Data extracted from a collection:

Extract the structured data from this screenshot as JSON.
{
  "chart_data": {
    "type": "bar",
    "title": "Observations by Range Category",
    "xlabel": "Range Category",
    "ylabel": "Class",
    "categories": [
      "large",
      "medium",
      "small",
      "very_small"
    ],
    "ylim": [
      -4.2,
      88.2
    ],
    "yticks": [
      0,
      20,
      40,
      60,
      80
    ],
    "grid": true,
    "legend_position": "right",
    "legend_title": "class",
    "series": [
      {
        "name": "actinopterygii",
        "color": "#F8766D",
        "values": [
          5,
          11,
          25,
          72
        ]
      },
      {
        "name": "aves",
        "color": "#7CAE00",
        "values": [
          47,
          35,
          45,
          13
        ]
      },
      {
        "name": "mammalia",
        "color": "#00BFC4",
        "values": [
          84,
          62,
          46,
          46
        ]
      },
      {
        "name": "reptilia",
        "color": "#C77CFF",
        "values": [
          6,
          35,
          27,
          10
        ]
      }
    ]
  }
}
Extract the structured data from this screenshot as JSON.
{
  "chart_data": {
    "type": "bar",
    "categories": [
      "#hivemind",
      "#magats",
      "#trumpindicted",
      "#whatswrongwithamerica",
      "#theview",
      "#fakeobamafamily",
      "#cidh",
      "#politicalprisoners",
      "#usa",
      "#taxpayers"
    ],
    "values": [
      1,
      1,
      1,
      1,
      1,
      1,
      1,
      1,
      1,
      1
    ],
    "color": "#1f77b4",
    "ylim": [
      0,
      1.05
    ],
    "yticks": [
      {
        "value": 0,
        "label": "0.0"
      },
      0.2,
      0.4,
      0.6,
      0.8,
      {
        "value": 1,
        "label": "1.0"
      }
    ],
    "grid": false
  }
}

Task prompt:
Reproduce every line above without error.

Answer in full:
Extract the structured data from this screenshot as JSON.
{
  "chart_data": {
    "type": "bar",
    "title": "Observations by Range Category",
    "xlabel": "Range Category",
    "ylabel": "Class",
    "categories": [
      "large",
      "medium",
      "small",
      "very_small"
    ],
    "ylim": [
      -4.2,
      88.2
    ],
    "yticks": [
      0,
      20,
      40,
      60,
      80
    ],
    "grid": true,
    "legend_position": "right",
    "legend_title": "class",
    "series": [
      {
        "name": "actinopterygii",
        "color": "#F8766D",
        "values": [
          5,
          11,
          25,
          72
        ]
      },
      {
        "name": "aves",
        "color": "#7CAE00",
        "values": [
          47,
          35,
          45,
          13
        ]
      },
      {
        "name": "mammalia",
        "color": "#00BFC4",
        "values": [
          84,
          62,
          46,
          46
        ]
      },
      {
        "name": "reptilia",
        "color": "#C77CFF",
        "values": [
          6,
          35,
          27,
          10
        ]
      }
    ]
  }
}
Extract the structured data from this screenshot as JSON.
{
  "chart_data": {
    "type": "bar",
    "categories": [
      "#hivemind",
      "#magats",
      "#trumpindicted",
      "#whatswrongwithamerica",
      "#theview",
      "#fakeobamafamily",
      "#cidh",
      "#politicalprisoners",
      "#usa",
      "#taxpayers"
    ],
    "values": [
      1,
      1,
      1,
      1,
      1,
      1,
      1,
      1,
      1,
      1
    ],
    "color": "#1f77b4",
    "ylim": [
      0,
      1.05
    ],
    "yticks": [
      {
        "value": 0,
        "label": "0.0"
      },
      0.2,
      0.4,
      0.6,
      0.8,
      {
        "value": 1,
        "label": "1.0"
      }
    ],
    "grid": false
  }
}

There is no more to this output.